***** Dataset records *****

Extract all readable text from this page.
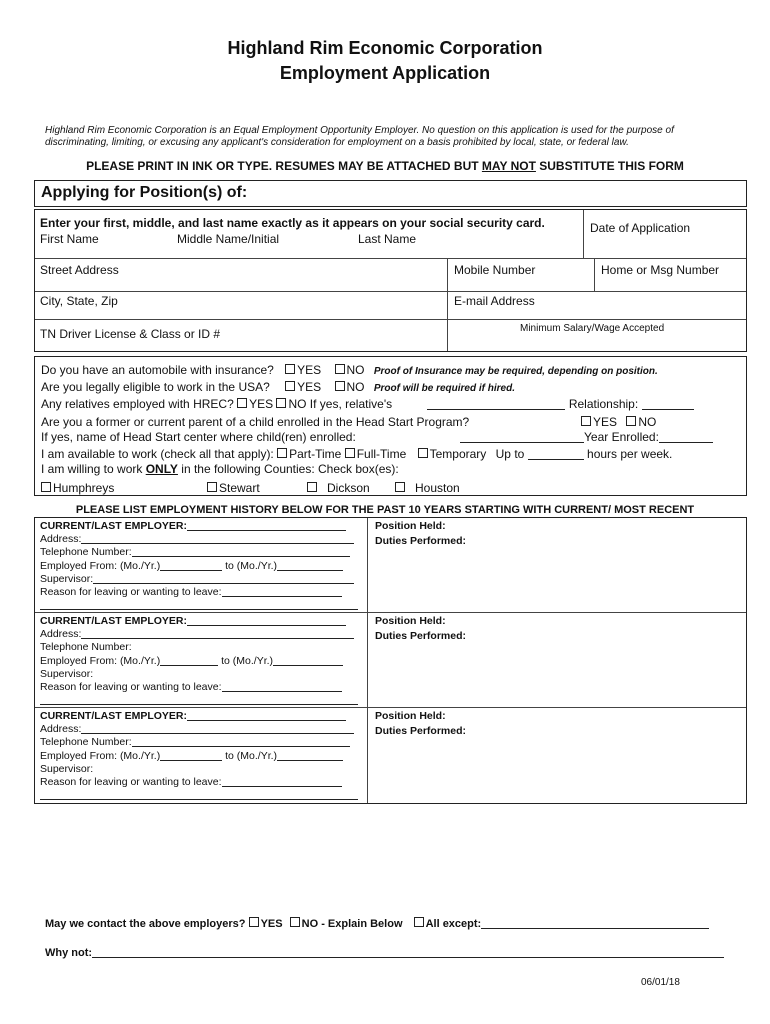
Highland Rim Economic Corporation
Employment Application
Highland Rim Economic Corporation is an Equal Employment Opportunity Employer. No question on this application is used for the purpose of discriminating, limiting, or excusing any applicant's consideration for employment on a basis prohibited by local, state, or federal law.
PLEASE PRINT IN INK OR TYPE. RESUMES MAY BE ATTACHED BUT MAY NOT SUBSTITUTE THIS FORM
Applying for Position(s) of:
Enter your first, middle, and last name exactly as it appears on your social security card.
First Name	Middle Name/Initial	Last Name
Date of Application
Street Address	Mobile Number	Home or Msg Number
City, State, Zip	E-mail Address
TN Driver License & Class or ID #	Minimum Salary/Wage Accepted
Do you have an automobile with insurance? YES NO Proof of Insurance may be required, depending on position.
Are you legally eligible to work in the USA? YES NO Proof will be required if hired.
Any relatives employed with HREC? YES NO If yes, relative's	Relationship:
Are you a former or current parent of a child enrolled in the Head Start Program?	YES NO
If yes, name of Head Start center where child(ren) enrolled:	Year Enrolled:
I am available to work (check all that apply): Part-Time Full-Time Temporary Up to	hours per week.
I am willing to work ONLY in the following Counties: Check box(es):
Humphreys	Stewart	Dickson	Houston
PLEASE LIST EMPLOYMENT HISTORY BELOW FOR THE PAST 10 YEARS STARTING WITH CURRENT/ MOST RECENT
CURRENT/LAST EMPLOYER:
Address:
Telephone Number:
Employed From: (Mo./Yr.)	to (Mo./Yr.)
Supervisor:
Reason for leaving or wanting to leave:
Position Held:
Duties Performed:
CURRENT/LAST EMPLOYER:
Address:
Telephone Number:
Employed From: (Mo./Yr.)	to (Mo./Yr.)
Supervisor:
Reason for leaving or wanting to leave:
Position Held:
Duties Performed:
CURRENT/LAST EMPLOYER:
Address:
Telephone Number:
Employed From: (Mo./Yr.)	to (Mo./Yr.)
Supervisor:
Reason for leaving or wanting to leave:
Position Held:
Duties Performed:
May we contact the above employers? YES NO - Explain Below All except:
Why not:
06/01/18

*****
***** Dataset records *****

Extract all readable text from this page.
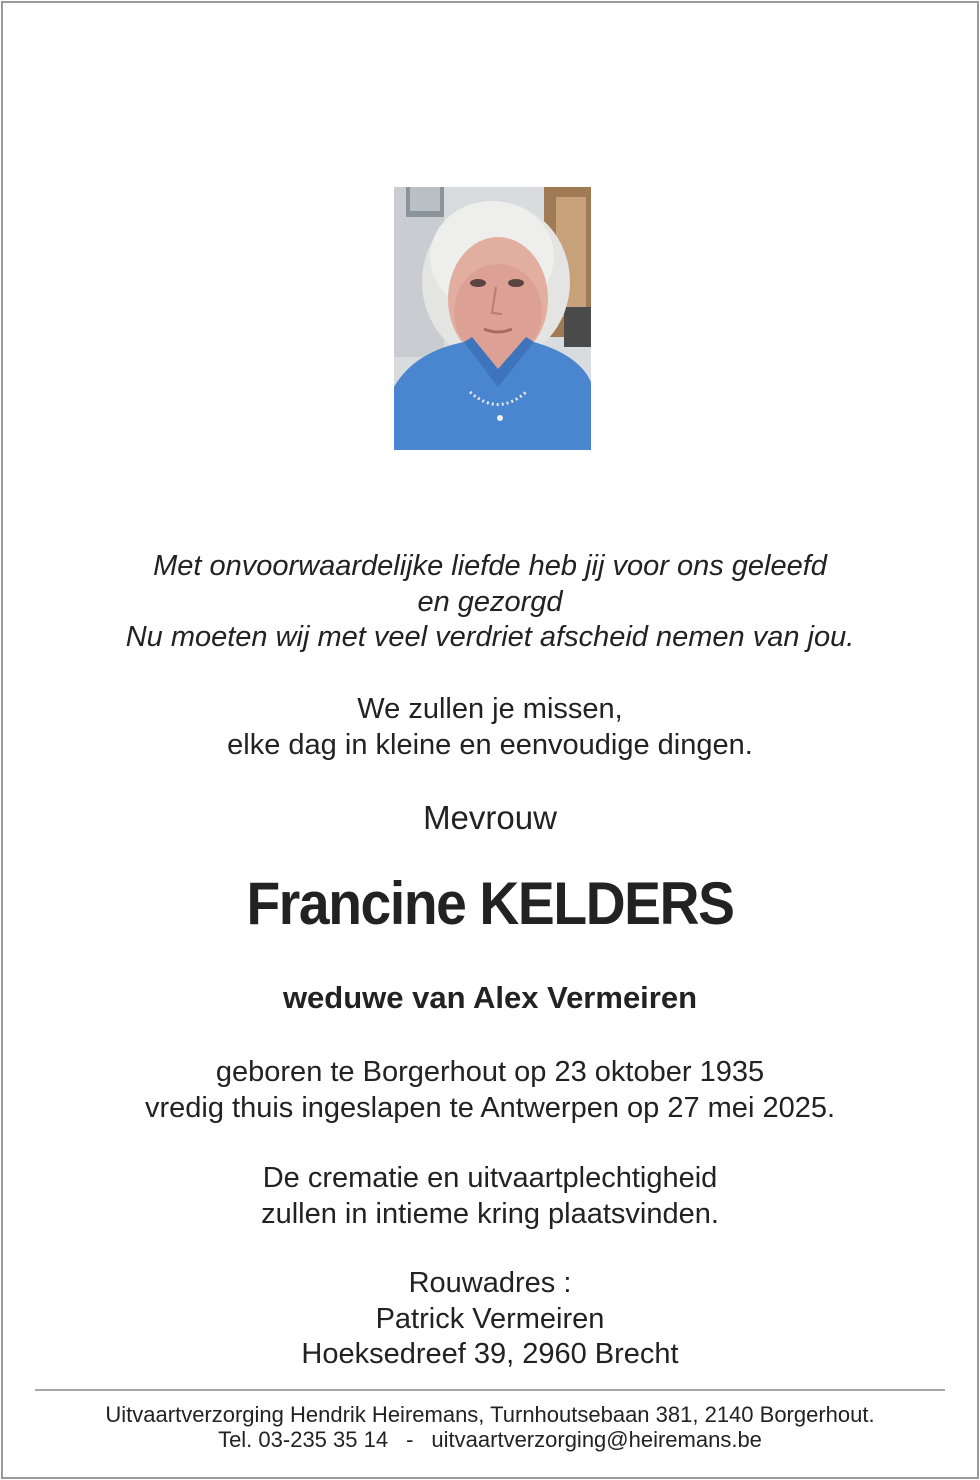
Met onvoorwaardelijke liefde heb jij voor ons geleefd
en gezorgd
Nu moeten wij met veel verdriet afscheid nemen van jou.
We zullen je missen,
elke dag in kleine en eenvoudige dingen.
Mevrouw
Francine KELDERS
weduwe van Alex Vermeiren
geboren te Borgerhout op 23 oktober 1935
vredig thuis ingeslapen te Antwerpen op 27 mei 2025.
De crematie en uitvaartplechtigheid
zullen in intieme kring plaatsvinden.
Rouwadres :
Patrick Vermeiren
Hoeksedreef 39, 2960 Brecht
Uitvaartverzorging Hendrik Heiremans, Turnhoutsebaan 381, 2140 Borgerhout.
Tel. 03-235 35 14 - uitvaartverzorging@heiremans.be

*****

» Request: Check each line of the entries above for the word "required". List the ones that have it.

» Final result:
Do you have an automobile with insurance? YES NO Proof of Insurance may be required, depending on position.
Are you legally eligible to work in the USA? YES NO Proof will be required if hired.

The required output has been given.